_Problem details_.
Only a number is expected: how many lines in the data below contain the word "Demo".

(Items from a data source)

-------------------------

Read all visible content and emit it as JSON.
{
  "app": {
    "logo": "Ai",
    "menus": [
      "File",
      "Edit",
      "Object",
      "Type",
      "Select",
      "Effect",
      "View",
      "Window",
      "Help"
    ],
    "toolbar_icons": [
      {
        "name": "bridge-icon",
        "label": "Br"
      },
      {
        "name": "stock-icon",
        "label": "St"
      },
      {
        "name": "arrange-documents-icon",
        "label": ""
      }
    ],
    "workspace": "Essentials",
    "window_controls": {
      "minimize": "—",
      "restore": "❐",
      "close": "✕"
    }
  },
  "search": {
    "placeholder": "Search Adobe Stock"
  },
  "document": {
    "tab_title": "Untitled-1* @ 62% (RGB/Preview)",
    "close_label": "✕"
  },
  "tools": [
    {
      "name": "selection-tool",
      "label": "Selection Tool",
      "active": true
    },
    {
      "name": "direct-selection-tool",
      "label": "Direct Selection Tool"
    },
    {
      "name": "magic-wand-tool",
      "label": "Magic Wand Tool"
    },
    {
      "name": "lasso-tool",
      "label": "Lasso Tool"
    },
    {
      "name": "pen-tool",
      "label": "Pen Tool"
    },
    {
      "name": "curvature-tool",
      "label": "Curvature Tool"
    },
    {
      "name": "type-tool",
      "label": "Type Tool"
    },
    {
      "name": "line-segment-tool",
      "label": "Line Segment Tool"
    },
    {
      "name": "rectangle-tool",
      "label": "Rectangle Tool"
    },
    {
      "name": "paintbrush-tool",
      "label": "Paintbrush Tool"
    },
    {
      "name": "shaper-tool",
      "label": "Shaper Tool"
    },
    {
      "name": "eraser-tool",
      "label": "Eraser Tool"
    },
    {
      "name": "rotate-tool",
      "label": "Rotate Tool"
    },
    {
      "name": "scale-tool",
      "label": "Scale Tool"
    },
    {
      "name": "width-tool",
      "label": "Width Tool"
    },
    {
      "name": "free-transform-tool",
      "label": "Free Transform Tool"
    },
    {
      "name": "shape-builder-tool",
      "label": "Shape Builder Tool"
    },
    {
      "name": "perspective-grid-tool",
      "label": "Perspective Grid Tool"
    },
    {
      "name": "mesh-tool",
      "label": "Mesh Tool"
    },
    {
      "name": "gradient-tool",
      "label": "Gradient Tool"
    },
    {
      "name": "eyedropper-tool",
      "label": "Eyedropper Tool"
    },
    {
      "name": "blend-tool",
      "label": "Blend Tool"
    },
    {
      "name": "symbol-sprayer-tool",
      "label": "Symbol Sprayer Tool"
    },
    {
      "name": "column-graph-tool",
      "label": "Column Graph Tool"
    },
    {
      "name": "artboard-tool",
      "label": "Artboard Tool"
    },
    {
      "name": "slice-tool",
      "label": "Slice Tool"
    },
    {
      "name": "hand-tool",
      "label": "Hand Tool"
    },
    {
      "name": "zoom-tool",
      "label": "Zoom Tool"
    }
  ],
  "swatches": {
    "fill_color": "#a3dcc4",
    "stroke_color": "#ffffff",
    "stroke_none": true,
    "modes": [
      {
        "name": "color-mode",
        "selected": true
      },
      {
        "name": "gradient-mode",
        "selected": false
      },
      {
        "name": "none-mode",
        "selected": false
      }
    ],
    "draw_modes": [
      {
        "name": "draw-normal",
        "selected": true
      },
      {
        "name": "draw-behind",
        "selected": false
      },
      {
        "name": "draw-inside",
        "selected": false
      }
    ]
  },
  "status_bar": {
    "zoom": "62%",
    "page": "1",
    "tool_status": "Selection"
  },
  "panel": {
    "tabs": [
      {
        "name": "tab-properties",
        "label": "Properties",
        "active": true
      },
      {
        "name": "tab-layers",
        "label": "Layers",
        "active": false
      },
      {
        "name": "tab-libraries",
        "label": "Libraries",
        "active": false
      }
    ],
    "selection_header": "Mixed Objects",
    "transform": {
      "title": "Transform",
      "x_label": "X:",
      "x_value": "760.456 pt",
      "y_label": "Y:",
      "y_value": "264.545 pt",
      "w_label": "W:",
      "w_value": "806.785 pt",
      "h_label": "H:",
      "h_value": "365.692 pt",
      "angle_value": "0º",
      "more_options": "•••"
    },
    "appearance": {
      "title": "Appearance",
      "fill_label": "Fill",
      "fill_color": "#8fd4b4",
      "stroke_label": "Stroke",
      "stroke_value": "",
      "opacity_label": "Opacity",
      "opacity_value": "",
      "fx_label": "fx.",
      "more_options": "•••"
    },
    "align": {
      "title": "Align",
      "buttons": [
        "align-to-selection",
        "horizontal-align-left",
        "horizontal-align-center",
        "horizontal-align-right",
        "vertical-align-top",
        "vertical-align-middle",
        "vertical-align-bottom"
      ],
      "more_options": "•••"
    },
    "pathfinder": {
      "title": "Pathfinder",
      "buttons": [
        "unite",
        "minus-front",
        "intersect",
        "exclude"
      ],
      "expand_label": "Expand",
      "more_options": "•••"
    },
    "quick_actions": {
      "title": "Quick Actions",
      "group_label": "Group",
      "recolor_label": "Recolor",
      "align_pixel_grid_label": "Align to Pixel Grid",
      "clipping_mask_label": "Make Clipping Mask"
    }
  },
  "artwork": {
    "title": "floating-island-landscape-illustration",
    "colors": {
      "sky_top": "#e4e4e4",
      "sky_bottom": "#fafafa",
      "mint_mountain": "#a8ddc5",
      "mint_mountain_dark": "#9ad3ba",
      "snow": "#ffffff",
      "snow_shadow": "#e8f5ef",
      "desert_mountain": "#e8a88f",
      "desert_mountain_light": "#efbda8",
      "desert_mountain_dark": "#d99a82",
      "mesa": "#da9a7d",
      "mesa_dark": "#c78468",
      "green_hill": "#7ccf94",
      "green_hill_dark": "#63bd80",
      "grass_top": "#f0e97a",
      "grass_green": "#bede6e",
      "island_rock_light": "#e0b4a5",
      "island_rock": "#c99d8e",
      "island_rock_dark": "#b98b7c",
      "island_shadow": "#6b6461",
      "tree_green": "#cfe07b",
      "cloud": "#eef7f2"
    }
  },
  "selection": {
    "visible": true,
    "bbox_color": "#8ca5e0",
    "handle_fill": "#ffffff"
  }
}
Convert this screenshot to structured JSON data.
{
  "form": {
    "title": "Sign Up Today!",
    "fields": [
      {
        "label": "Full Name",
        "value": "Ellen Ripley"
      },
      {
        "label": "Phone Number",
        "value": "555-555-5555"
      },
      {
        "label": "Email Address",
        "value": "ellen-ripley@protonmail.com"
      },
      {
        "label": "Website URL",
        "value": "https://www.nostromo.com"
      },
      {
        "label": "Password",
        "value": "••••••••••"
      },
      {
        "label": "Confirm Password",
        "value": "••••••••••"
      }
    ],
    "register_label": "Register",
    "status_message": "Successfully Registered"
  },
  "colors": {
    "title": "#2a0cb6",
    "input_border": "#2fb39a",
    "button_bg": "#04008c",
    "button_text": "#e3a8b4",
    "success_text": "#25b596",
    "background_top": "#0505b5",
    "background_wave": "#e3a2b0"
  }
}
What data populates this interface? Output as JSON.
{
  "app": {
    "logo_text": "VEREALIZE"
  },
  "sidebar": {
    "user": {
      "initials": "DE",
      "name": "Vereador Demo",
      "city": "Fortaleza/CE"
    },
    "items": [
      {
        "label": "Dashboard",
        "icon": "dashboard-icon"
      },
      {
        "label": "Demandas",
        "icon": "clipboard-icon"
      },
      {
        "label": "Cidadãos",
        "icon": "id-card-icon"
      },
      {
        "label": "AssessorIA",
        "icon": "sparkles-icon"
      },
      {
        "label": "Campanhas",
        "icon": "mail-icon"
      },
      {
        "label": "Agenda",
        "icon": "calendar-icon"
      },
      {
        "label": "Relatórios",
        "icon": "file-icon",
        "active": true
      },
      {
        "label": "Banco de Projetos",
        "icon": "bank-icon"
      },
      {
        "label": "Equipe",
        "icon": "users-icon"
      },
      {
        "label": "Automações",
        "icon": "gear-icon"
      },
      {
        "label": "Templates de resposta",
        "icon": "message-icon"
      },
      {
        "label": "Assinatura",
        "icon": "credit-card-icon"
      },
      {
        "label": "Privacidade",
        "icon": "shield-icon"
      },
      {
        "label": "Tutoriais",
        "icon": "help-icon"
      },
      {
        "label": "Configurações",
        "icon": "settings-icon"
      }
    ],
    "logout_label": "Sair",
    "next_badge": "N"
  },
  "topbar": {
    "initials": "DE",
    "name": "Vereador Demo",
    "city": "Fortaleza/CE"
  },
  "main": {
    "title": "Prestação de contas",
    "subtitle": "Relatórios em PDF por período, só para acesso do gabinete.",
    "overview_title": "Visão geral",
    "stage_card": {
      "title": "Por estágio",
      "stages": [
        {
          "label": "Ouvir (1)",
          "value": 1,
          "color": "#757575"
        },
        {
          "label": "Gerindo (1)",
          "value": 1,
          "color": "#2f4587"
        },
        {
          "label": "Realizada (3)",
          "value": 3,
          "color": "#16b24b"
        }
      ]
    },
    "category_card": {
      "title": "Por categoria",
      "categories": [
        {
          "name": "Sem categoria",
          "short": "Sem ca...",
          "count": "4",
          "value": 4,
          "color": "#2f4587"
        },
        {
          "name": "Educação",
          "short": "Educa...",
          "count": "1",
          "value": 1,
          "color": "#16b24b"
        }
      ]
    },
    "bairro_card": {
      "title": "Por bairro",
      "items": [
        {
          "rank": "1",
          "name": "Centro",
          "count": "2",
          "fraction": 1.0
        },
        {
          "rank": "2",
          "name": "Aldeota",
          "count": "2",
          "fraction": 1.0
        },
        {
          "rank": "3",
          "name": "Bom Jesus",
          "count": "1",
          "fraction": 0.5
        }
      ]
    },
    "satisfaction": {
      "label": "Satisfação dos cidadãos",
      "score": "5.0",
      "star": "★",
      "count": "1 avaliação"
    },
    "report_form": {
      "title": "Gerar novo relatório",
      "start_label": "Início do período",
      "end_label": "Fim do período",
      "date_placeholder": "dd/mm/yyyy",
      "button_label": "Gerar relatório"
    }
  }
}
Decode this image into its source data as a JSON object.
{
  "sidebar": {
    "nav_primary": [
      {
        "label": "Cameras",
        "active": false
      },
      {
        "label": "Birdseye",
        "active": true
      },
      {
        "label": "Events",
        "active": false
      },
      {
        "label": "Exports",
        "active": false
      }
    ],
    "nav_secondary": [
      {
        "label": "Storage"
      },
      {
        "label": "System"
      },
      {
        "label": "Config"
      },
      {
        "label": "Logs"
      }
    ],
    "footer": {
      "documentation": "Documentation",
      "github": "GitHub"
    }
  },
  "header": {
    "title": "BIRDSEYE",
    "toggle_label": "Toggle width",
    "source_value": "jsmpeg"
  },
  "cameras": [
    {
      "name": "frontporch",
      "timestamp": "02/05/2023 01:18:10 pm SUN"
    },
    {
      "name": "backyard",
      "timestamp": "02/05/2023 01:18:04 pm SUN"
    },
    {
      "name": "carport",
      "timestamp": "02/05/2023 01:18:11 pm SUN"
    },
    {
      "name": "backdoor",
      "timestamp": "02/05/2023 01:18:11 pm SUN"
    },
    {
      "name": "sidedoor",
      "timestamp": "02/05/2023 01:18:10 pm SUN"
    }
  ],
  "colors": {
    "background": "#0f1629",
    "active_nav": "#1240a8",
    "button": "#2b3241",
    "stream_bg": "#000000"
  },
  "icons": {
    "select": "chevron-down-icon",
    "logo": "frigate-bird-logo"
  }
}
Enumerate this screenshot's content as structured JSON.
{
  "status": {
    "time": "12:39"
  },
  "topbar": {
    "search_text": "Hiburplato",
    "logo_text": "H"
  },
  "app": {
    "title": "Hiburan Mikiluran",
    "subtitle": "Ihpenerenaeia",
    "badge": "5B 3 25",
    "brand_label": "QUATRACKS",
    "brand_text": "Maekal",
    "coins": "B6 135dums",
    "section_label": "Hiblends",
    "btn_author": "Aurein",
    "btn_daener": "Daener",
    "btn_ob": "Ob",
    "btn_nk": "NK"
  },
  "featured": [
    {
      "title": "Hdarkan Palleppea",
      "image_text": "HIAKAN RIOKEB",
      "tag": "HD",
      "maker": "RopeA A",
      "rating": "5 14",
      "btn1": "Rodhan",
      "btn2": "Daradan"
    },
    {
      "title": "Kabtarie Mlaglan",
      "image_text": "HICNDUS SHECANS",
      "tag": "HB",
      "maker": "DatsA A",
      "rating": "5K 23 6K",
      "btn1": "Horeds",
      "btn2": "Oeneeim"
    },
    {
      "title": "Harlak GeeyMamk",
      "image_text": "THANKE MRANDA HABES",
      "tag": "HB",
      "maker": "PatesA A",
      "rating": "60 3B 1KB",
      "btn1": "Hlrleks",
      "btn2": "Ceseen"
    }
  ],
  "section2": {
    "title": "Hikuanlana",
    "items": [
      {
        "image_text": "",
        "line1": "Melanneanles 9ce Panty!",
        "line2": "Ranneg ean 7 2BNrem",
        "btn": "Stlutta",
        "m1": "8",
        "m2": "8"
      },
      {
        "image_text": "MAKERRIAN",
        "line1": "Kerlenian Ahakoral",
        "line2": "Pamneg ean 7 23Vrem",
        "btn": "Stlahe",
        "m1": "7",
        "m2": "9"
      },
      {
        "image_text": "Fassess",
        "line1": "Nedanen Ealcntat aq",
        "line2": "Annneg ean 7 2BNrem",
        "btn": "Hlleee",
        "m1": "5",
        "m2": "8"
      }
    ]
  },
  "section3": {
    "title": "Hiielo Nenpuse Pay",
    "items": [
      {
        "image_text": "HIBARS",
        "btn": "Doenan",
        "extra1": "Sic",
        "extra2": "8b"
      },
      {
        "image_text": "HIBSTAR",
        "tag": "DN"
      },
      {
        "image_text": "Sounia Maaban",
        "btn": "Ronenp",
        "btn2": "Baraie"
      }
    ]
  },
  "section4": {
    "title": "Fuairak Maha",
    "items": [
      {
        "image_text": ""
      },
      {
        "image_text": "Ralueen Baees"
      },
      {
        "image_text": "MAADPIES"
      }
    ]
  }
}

-------------------------

_Correct result_.
2